Determine how many lines in these records hold "règles". Only the number is wanted.

[Saved data entries]
------------------------------------------------------------------------
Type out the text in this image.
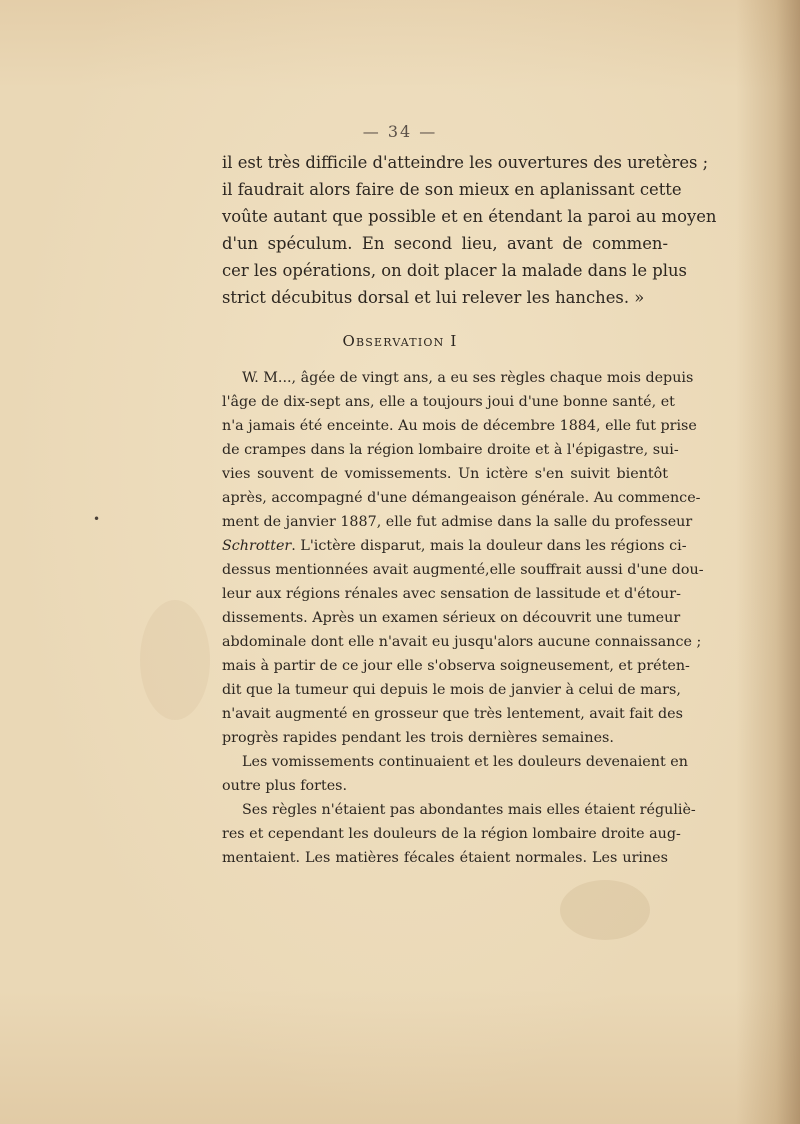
— 34 —
il est très difficile d'atteindre les ouvertures des uretères ;
il faudrait alors faire de son mieux en aplanissant cette
voûte autant que possible et en étendant la paroi au moyen
d'un spéculum. En second lieu, avant de commen-
cer les opérations, on doit placer la malade dans le plus
strict décubitus dorsal et lui relever les hanches. »
Observation I
•
W. M..., âgée de vingt ans, a eu ses règles chaque mois depuis
l'âge de dix-sept ans, elle a toujours joui d'une bonne santé, et
n'a jamais été enceinte. Au mois de décembre 1884, elle fut prise
de crampes dans la région lombaire droite et à l'épigastre, sui-
vies souvent de vomissements. Un ictère s'en suivit bientôt
après, accompagné d'une démangeaison générale. Au commence-
ment de janvier 1887, elle fut admise dans la salle du professeur
Schrotter. L'ictère disparut, mais la douleur dans les régions ci-
dessus mentionnées avait augmenté,elle souffrait aussi d'une dou-
leur aux régions rénales avec sensation de lassitude et d'étour-
dissements. Après un examen sérieux on découvrit une tumeur
abdominale dont elle n'avait eu jusqu'alors aucune connaissance ;
mais à partir de ce jour elle s'observa soigneusement, et préten-
dit que la tumeur qui depuis le mois de janvier à celui de mars,
n'avait augmenté en grosseur que très lentement, avait fait des
progrès rapides pendant les trois dernières semaines.
Les vomissements continuaient et les douleurs devenaient en
outre plus fortes.
Ses règles n'étaient pas abondantes mais elles étaient réguliè-
res et cependant les douleurs de la région lombaire droite aug-
mentaient. Les matières fécales étaient normales. Les urines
------------------------------------------------------------------------
Result: 2